Такая драматическая потеря является исключением. В жизни большинства мигрантов родной язык более или менее сосуществует с языком новой страны. Насколько хорошо первый язык будет сохраняться в значительной степени зависит и от врожденных талантов человека: те, кому легко дается изучение иностранных языков, лучше сохранят свой родной язык вне зависимости от того, сколько лет прожили за границей.

Свободное владение двумя языками зависит еще и от того, насколько хорошо наш мозг «управляется» с разными языками. «Фундаментальное различие между монолингвами и билингвами заключается в том, что когда человек становится билингвом, в его мозгу появляется что-то вроде рычага переключения», — говорит Шмид.

Она приводит такой пример. Когда она смотрит на предмет перед собой, ее мозг может выбирать из двух опций, чтобы обозначить стол: английское слово ‘desk’ и родное немецкое ‘Schreibtisch’. В английской среде мозг «скроет» ‘Schreibtisch’ и предложит ‘desk’ и наоборот. Если такой механизм работает со сбоями, говорящему будет сложно подобрать нужное слово или же он будет постоянно «соскальзывать» в свой второй язык.

Общение с соотечественниками нередко способствуют ухудшению уровня владения родным языком. Поскольку нет стимула говорить только на одном языке, если собеседник понимает оба. Так получаются своеобразные гибриды — когда слова из разных языков смешиваются между собой.

В Лондоне, одном из самых многоязычных городов мира, такие лингвистические гибриды давно стали настолько привычными, что воспринимаются как некий местный диалект. Жители города говорят на 300 языках, только для 20% из них английский не является основным. Если в воскресенье прогуляться по паркам северного Лондона, то можно услышать множество языковых гибридов: от польского до корейского с более или менее заметной примесью английских слов.

Например, такая сцена: влюбленные устроили пикник в парке, болтают по-итальянски, сидя на траве. Внезапно один из них вскакивает и восклицает на английском: «Я забыл закрыть la finestra!» (ит. «окно»).

Конечно, такое переключение между языками — это не то же самое, что забывание. Но Шмид считает, что со временем перескакивание «туда-сюда» приведет к тому, что мозг человека уже не сможет «включать» только один язык, когда это необходимо: «Так вы окажетесь в ситуации ускоренной смены языка».

Лора Домингес, лингвист из Саутгемптонского университета, обнаружила похожее явление, когда изучала испанцев, живущих в Британии, и кубинцев, живущих в США. Испанцы, обосновавшиеся в разных городах Соединенного королевства, по большей части говорили по-английски. А кубинцы в основном жили в Майами, где большая латиноамериканская диаспора, и все время общались на испанском.

«Понятное дело, все мои испаноязычные респонденты в Британии говорили: “Ну, я забываю слова”. Вот что они обычно говорят: “Мне сложно подобрать нужное слово, особенно когда дело касается того, что выучил для работы”, — говорит Домингес. Будучи испанкой, которая большую часть жизни провела не в родной стране, она и сама хорошо понимает эти трудности: «Если бы мне пришлось вести этот разговор на испанском, не думаю, что я бы справилась».

## ИСХОДНЫЕ ДАННЫЕ
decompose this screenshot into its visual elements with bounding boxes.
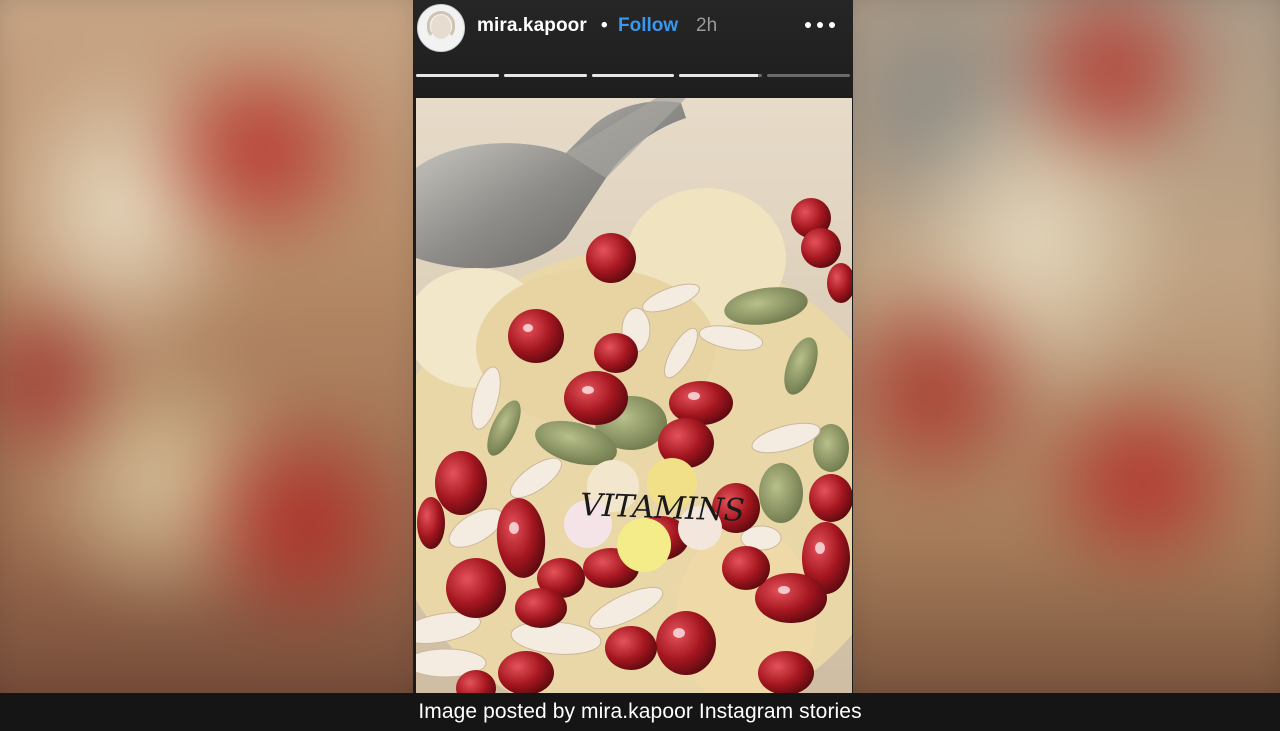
progress-segment — [679, 74, 763, 77]
progress-segment — [767, 74, 850, 77]
image-caption: Image posted by mira.kapoor Instagram st… — [418, 700, 862, 723]
vitamins-sticker-text: VITAMINS — [579, 487, 745, 529]
follow-button[interactable]: Follow — [618, 15, 678, 37]
story-viewer: mira.kapoor • Follow 2h VITAMINS — [413, 0, 853, 693]
blurred-backdrop-left — [0, 0, 413, 693]
story-progress-bar — [416, 74, 850, 79]
progress-segment — [591, 74, 675, 77]
more-options-icon[interactable] — [805, 18, 837, 32]
separator-dot: • — [601, 15, 608, 36]
story-media[interactable]: VITAMINS — [416, 98, 852, 693]
username-link[interactable]: mira.kapoor — [477, 15, 587, 37]
food-bowl-photo — [416, 98, 852, 693]
post-age: 2h — [696, 15, 718, 36]
progress-segment — [503, 74, 587, 77]
progress-segment — [416, 74, 499, 77]
profile-avatar[interactable] — [417, 4, 465, 52]
blurred-backdrop-right — [853, 0, 1280, 693]
story-header: mira.kapoor • Follow 2h — [413, 0, 853, 96]
caption-bar: Image posted by mira.kapoor Instagram st… — [0, 693, 1280, 731]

## ЧТО СДЕЛАТЬ
1 > Перепишите без изменений часть отрывка о родном языке мигрантов, начиная со слов «Конечно, такое переключение» и продолжая до слов «время общались на испанском.».
2 > На скольких языках говорят жители Лондона, согласно отрывку о родном языке мигрантов?

## ПОЛНЫЕ РЕШЕНИЯ
1 >
Конечно, такое переключение между языками — это не то же самое, что забывание. Но Шмид считает, что со временем перескакивание «туда-сюда» приведет к тому, что мозг человека уже не сможет «включать» только один язык, когда это необходимо: «Так вы окажетесь в ситуации ускоренной смены языка».

Лора Домингес, лингвист из Саутгемптонского университета, обнаружила похожее явление, когда изучала испанцев, живущих в Британии, и кубинцев, живущих в США. Испанцы, обосновавшиеся в разных городах Соединенного королевства, по большей части говорили по-английски. А кубинцы в основном жили в Майами, где большая латиноамериканская диаспора, и все время общались на испанском.

2 > На 300 языках.